**Short task:**
Output the full material exactly as it appears here.
***
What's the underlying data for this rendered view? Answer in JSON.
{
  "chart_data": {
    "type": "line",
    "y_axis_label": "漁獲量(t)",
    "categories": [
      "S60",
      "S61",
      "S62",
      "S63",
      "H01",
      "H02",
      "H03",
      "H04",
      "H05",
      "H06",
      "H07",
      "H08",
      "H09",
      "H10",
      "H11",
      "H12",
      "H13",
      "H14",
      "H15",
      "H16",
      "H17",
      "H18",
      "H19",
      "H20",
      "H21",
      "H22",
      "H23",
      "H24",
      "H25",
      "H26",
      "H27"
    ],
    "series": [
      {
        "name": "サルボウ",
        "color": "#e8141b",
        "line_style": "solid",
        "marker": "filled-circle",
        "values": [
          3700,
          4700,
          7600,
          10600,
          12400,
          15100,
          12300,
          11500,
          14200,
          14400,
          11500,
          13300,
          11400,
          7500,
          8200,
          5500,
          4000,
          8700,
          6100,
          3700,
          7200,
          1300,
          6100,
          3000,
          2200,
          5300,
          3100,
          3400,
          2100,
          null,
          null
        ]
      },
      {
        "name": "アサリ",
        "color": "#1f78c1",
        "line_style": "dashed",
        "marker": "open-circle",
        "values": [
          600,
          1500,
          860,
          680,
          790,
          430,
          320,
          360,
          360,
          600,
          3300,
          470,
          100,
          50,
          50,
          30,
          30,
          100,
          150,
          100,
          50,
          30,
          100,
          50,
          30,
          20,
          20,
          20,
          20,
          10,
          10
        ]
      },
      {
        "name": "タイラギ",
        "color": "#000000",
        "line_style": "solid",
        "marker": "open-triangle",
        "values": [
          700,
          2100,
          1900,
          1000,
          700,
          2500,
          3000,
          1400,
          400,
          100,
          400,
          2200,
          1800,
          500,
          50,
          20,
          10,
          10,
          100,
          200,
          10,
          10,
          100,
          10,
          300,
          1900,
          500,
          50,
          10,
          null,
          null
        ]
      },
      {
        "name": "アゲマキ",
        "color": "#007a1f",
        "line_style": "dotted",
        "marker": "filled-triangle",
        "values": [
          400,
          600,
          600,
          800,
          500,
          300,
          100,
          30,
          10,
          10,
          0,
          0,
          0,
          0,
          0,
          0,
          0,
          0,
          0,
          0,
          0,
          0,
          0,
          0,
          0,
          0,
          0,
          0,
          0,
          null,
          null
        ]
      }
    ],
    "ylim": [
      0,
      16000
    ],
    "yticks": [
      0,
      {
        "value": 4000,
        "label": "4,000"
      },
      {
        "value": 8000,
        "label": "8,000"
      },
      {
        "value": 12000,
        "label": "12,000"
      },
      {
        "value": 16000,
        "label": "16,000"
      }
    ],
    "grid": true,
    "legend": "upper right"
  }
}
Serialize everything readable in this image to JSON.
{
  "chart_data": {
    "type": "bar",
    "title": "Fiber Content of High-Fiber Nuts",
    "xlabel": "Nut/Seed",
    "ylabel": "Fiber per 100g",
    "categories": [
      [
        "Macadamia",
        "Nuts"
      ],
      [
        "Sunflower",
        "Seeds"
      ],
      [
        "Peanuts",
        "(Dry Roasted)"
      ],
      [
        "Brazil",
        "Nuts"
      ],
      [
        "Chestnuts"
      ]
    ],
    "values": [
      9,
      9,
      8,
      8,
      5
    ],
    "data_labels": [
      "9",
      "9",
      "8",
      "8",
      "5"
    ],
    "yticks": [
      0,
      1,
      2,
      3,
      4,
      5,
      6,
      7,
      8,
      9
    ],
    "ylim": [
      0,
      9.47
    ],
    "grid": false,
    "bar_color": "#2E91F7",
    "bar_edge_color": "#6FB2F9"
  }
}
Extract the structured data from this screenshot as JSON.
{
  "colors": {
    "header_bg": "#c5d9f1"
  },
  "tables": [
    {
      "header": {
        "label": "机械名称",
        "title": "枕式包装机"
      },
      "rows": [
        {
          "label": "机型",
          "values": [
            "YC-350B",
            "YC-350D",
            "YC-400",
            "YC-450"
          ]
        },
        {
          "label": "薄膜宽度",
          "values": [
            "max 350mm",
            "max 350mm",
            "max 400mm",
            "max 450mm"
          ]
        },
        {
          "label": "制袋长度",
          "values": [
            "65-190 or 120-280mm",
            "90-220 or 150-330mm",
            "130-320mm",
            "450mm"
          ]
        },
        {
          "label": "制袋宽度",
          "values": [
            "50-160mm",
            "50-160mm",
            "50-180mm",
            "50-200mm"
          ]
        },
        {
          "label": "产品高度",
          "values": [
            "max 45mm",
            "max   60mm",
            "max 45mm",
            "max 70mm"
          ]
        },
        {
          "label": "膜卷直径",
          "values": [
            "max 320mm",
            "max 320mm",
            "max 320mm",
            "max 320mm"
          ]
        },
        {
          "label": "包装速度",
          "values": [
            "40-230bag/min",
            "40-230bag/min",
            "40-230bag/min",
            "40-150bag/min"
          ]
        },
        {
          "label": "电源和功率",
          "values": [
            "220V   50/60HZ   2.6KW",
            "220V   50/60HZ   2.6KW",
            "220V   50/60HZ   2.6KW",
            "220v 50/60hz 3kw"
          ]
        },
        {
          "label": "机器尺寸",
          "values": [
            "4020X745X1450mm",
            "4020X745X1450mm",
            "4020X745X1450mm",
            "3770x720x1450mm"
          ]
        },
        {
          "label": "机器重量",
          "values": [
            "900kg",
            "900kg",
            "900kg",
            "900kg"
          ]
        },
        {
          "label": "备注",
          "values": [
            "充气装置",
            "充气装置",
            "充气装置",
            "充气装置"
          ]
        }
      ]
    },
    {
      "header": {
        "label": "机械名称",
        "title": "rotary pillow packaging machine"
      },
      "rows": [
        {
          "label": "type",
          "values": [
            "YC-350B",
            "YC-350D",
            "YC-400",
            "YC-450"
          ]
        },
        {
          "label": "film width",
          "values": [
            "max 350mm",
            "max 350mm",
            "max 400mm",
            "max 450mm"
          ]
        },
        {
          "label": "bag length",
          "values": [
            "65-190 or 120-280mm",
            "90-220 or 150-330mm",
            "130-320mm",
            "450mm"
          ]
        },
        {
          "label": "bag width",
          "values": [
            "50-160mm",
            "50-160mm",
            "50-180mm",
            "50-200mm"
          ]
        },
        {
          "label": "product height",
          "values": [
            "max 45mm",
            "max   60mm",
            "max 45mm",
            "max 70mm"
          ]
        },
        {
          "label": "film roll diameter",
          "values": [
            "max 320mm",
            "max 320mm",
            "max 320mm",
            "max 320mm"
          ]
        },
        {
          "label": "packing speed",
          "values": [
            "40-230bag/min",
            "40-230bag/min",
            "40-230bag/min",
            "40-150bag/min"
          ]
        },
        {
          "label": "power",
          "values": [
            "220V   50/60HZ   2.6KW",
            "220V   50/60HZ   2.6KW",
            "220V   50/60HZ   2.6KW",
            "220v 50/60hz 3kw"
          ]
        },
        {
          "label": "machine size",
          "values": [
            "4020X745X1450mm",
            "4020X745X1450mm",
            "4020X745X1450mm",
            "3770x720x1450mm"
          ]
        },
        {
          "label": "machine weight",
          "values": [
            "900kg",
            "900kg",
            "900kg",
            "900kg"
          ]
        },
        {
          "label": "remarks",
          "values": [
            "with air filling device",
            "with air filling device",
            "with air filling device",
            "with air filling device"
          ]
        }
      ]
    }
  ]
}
***
**Response to the exercise:**
What's the underlying data for this rendered view? Answer in JSON.
{
  "chart_data": {
    "type": "line",
    "y_axis_label": "漁獲量(t)",
    "categories": [
      "S60",
      "S61",
      "S62",
      "S63",
      "H01",
      "H02",
      "H03",
      "H04",
      "H05",
      "H06",
      "H07",
      "H08",
      "H09",
      "H10",
      "H11",
      "H12",
      "H13",
      "H14",
      "H15",
      "H16",
      "H17",
      "H18",
      "H19",
      "H20",
      "H21",
      "H22",
      "H23",
      "H24",
      "H25",
      "H26",
      "H27"
    ],
    "series": [
      {
        "name": "サルボウ",
        "color": "#e8141b",
        "line_style": "solid",
        "marker": "filled-circle",
        "values": [
          3700,
          4700,
          7600,
          10600,
          12400,
          15100,
          12300,
          11500,
          14200,
          14400,
          11500,
          13300,
          11400,
          7500,
          8200,
          5500,
          4000,
          8700,
          6100,
          3700,
          7200,
          1300,
          6100,
          3000,
          2200,
          5300,
          3100,
          3400,
          2100,
          null,
          null
        ]
      },
      {
        "name": "アサリ",
        "color": "#1f78c1",
        "line_style": "dashed",
        "marker": "open-circle",
        "values": [
          600,
          1500,
          860,
          680,
          790,
          430,
          320,
          360,
          360,
          600,
          3300,
          470,
          100,
          50,
          50,
          30,
          30,
          100,
          150,
          100,
          50,
          30,
          100,
          50,
          30,
          20,
          20,
          20,
          20,
          10,
          10
        ]
      },
      {
        "name": "タイラギ",
        "color": "#000000",
        "line_style": "solid",
        "marker": "open-triangle",
        "values": [
          700,
          2100,
          1900,
          1000,
          700,
          2500,
          3000,
          1400,
          400,
          100,
          400,
          2200,
          1800,
          500,
          50,
          20,
          10,
          10,
          100,
          200,
          10,
          10,
          100,
          10,
          300,
          1900,
          500,
          50,
          10,
          null,
          null
        ]
      },
      {
        "name": "アゲマキ",
        "color": "#007a1f",
        "line_style": "dotted",
        "marker": "filled-triangle",
        "values": [
          400,
          600,
          600,
          800,
          500,
          300,
          100,
          30,
          10,
          10,
          0,
          0,
          0,
          0,
          0,
          0,
          0,
          0,
          0,
          0,
          0,
          0,
          0,
          0,
          0,
          0,
          0,
          0,
          0,
          null,
          null
        ]
      }
    ],
    "ylim": [
      0,
      16000
    ],
    "yticks": [
      0,
      {
        "value": 4000,
        "label": "4,000"
      },
      {
        "value": 8000,
        "label": "8,000"
      },
      {
        "value": 12000,
        "label": "12,000"
      },
      {
        "value": 16000,
        "label": "16,000"
      }
    ],
    "grid": true,
    "legend": "upper right"
  }
}
Serialize everything readable in this image to JSON.
{
  "chart_data": {
    "type": "bar",
    "title": "Fiber Content of High-Fiber Nuts",
    "xlabel": "Nut/Seed",
    "ylabel": "Fiber per 100g",
    "categories": [
      [
        "Macadamia",
        "Nuts"
      ],
      [
        "Sunflower",
        "Seeds"
      ],
      [
        "Peanuts",
        "(Dry Roasted)"
      ],
      [
        "Brazil",
        "Nuts"
      ],
      [
        "Chestnuts"
      ]
    ],
    "values": [
      9,
      9,
      8,
      8,
      5
    ],
    "data_labels": [
      "9",
      "9",
      "8",
      "8",
      "5"
    ],
    "yticks": [
      0,
      1,
      2,
      3,
      4,
      5,
      6,
      7,
      8,
      9
    ],
    "ylim": [
      0,
      9.47
    ],
    "grid": false,
    "bar_color": "#2E91F7",
    "bar_edge_color": "#6FB2F9"
  }
}
Extract the structured data from this screenshot as JSON.
{
  "colors": {
    "header_bg": "#c5d9f1"
  },
  "tables": [
    {
      "header": {
        "label": "机械名称",
        "title": "枕式包装机"
      },
      "rows": [
        {
          "label": "机型",
          "values": [
            "YC-350B",
            "YC-350D",
            "YC-400",
            "YC-450"
          ]
        },
        {
          "label": "薄膜宽度",
          "values": [
            "max 350mm",
            "max 350mm",
            "max 400mm",
            "max 450mm"
          ]
        },
        {
          "label": "制袋长度",
          "values": [
            "65-190 or 120-280mm",
            "90-220 or 150-330mm",
            "130-320mm",
            "450mm"
          ]
        },
        {
          "label": "制袋宽度",
          "values": [
            "50-160mm",
            "50-160mm",
            "50-180mm",
            "50-200mm"
          ]
        },
        {
          "label": "产品高度",
          "values": [
            "max 45mm",
            "max   60mm",
            "max 45mm",
            "max 70mm"
          ]
        },
        {
          "label": "膜卷直径",
          "values": [
            "max 320mm",
            "max 320mm",
            "max 320mm",
            "max 320mm"
          ]
        },
        {
          "label": "包装速度",
          "values": [
            "40-230bag/min",
            "40-230bag/min",
            "40-230bag/min",
            "40-150bag/min"
          ]
        },
        {
          "label": "电源和功率",
          "values": [
            "220V   50/60HZ   2.6KW",
            "220V   50/60HZ   2.6KW",
            "220V   50/60HZ   2.6KW",
            "220v 50/60hz 3kw"
          ]
        },
        {
          "label": "机器尺寸",
          "values": [
            "4020X745X1450mm",
            "4020X745X1450mm",
            "4020X745X1450mm",
            "3770x720x1450mm"
          ]
        },
        {
          "label": "机器重量",
          "values": [
            "900kg",
            "900kg",
            "900kg",
            "900kg"
          ]
        },
        {
          "label": "备注",
          "values": [
            "充气装置",
            "充气装置",
            "充气装置",
            "充气装置"
          ]
        }
      ]
    },
    {
      "header": {
        "label": "机械名称",
        "title": "rotary pillow packaging machine"
      },
      "rows": [
        {
          "label": "type",
          "values": [
            "YC-350B",
            "YC-350D",
            "YC-400",
            "YC-450"
          ]
        },
        {
          "label": "film width",
          "values": [
            "max 350mm",
            "max 350mm",
            "max 400mm",
            "max 450mm"
          ]
        },
        {
          "label": "bag length",
          "values": [
            "65-190 or 120-280mm",
            "90-220 or 150-330mm",
            "130-320mm",
            "450mm"
          ]
        },
        {
          "label": "bag width",
          "values": [
            "50-160mm",
            "50-160mm",
            "50-180mm",
            "50-200mm"
          ]
        },
        {
          "label": "product height",
          "values": [
            "max 45mm",
            "max   60mm",
            "max 45mm",
            "max 70mm"
          ]
        },
        {
          "label": "film roll diameter",
          "values": [
            "max 320mm",
            "max 320mm",
            "max 320mm",
            "max 320mm"
          ]
        },
        {
          "label": "packing speed",
          "values": [
            "40-230bag/min",
            "40-230bag/min",
            "40-230bag/min",
            "40-150bag/min"
          ]
        },
        {
          "label": "power",
          "values": [
            "220V   50/60HZ   2.6KW",
            "220V   50/60HZ   2.6KW",
            "220V   50/60HZ   2.6KW",
            "220v 50/60hz 3kw"
          ]
        },
        {
          "label": "machine size",
          "values": [
            "4020X745X1450mm",
            "4020X745X1450mm",
            "4020X745X1450mm",
            "3770x720x1450mm"
          ]
        },
        {
          "label": "machine weight",
          "values": [
            "900kg",
            "900kg",
            "900kg",
            "900kg"
          ]
        },
        {
          "label": "remarks",
          "values": [
            "with air filling device",
            "with air filling device",
            "with air filling device",
            "with air filling device"
          ]
        }
      ]
    }
  ]
}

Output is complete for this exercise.